_Direction_
Output all the entries word for word. Omit the pictures.

(Figure data in JSON)

-- START --

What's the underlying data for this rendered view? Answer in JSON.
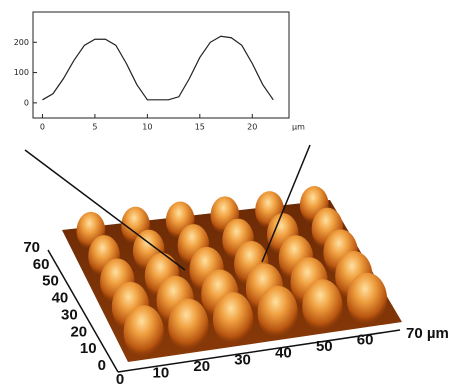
{
  "chart_data": {
    "type": "line",
    "x": [
      0,
      1,
      2,
      3,
      4,
      5,
      6,
      7,
      8,
      9,
      10,
      11,
      12,
      13,
      14,
      15,
      16,
      17,
      18,
      19,
      20,
      21,
      22
    ],
    "values": [
      10,
      30,
      80,
      140,
      190,
      210,
      210,
      190,
      130,
      60,
      10,
      10,
      10,
      20,
      80,
      150,
      200,
      220,
      215,
      190,
      130,
      60,
      10
    ],
    "color": "#222222",
    "xlim": [
      -0.9,
      23.5
    ],
    "xticks": [
      0,
      5,
      10,
      15,
      20
    ],
    "x_unit": "µm",
    "ylim": [
      -50,
      300
    ],
    "yticks": [
      0,
      100,
      200
    ]
  },
  "surface": {
    "y_axis_labels": [
      "70",
      "60",
      "50",
      "40",
      "30",
      "20",
      "10",
      "0"
    ],
    "x_axis_labels": [
      "0",
      "10",
      "20",
      "30",
      "40",
      "50",
      "60",
      "70 µm"
    ]
  }
}
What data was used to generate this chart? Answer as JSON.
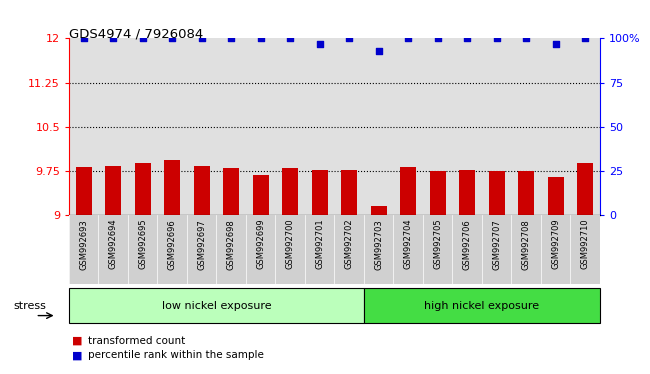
{
  "title": "GDS4974 / 7926084",
  "categories": [
    "GSM992693",
    "GSM992694",
    "GSM992695",
    "GSM992696",
    "GSM992697",
    "GSM992698",
    "GSM992699",
    "GSM992700",
    "GSM992701",
    "GSM992702",
    "GSM992703",
    "GSM992704",
    "GSM992705",
    "GSM992706",
    "GSM992707",
    "GSM992708",
    "GSM992709",
    "GSM992710"
  ],
  "bar_values": [
    9.82,
    9.83,
    9.88,
    9.93,
    9.84,
    9.8,
    9.69,
    9.81,
    9.77,
    9.76,
    9.15,
    9.82,
    9.75,
    9.76,
    9.75,
    9.75,
    9.65,
    9.89
  ],
  "percentile_values": [
    100,
    100,
    100,
    100,
    100,
    100,
    100,
    100,
    97,
    100,
    93,
    100,
    100,
    100,
    100,
    100,
    97,
    100
  ],
  "bar_color": "#cc0000",
  "dot_color": "#0000cc",
  "ylim_left": [
    9.0,
    12.0
  ],
  "ylim_right": [
    0,
    100
  ],
  "yticks_left": [
    9.0,
    9.75,
    10.5,
    11.25,
    12.0
  ],
  "ytick_left_labels": [
    "9",
    "9.75",
    "10.5",
    "11.25",
    "12"
  ],
  "yticks_right": [
    0,
    25,
    50,
    75,
    100
  ],
  "ytick_right_labels": [
    "0",
    "25",
    "50",
    "75",
    "100%"
  ],
  "hlines": [
    9.75,
    10.5,
    11.25
  ],
  "group1_label": "low nickel exposure",
  "group2_label": "high nickel exposure",
  "group1_count": 10,
  "group2_count": 8,
  "stress_label": "stress",
  "legend_bar_label": "transformed count",
  "legend_dot_label": "percentile rank within the sample",
  "group1_color": "#bbffbb",
  "group2_color": "#44dd44",
  "bg_color": "#ffffff",
  "plot_bg_color": "#e0e0e0",
  "xtick_bg_color": "#d0d0d0"
}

-- END --

_Answer to the problem_
What's the underlying data for this rendered view? Answer in JSON.
{
  "chart_data": {
    "type": "line",
    "x": [
      0,
      1,
      2,
      3,
      4,
      5,
      6,
      7,
      8,
      9,
      10,
      11,
      12,
      13,
      14,
      15,
      16,
      17,
      18,
      19,
      20,
      21,
      22
    ],
    "values": [
      10,
      30,
      80,
      140,
      190,
      210,
      210,
      190,
      130,
      60,
      10,
      10,
      10,
      20,
      80,
      150,
      200,
      220,
      215,
      190,
      130,
      60,
      10
    ],
    "color": "#222222",
    "xlim": [
      -0.9,
      23.5
    ],
    "xticks": [
      0,
      5,
      10,
      15,
      20
    ],
    "x_unit": "µm",
    "ylim": [
      -50,
      300
    ],
    "yticks": [
      0,
      100,
      200
    ]
  },
  "surface": {
    "y_axis_labels": [
      "70",
      "60",
      "50",
      "40",
      "30",
      "20",
      "10",
      "0"
    ],
    "x_axis_labels": [
      "0",
      "10",
      "20",
      "30",
      "40",
      "50",
      "60",
      "70 µm"
    ]
  }
}
What data was used to generate this chart? Answer as JSON.
{
  "title": "GDS4974 / 7926084",
  "categories": [
    "GSM992693",
    "GSM992694",
    "GSM992695",
    "GSM992696",
    "GSM992697",
    "GSM992698",
    "GSM992699",
    "GSM992700",
    "GSM992701",
    "GSM992702",
    "GSM992703",
    "GSM992704",
    "GSM992705",
    "GSM992706",
    "GSM992707",
    "GSM992708",
    "GSM992709",
    "GSM992710"
  ],
  "bar_values": [
    9.82,
    9.83,
    9.88,
    9.93,
    9.84,
    9.8,
    9.69,
    9.81,
    9.77,
    9.76,
    9.15,
    9.82,
    9.75,
    9.76,
    9.75,
    9.75,
    9.65,
    9.89
  ],
  "percentile_values": [
    100,
    100,
    100,
    100,
    100,
    100,
    100,
    100,
    97,
    100,
    93,
    100,
    100,
    100,
    100,
    100,
    97,
    100
  ],
  "bar_color": "#cc0000",
  "dot_color": "#0000cc",
  "ylim_left": [
    9.0,
    12.0
  ],
  "ylim_right": [
    0,
    100
  ],
  "yticks_left": [
    9.0,
    9.75,
    10.5,
    11.25,
    12.0
  ],
  "ytick_left_labels": [
    "9",
    "9.75",
    "10.5",
    "11.25",
    "12"
  ],
  "yticks_right": [
    0,
    25,
    50,
    75,
    100
  ],
  "ytick_right_labels": [
    "0",
    "25",
    "50",
    "75",
    "100%"
  ],
  "hlines": [
    9.75,
    10.5,
    11.25
  ],
  "group1_label": "low nickel exposure",
  "group2_label": "high nickel exposure",
  "group1_count": 10,
  "group2_count": 8,
  "stress_label": "stress",
  "legend_bar_label": "transformed count",
  "legend_dot_label": "percentile rank within the sample",
  "group1_color": "#bbffbb",
  "group2_color": "#44dd44",
  "bg_color": "#ffffff",
  "plot_bg_color": "#e0e0e0",
  "xtick_bg_color": "#d0d0d0"
}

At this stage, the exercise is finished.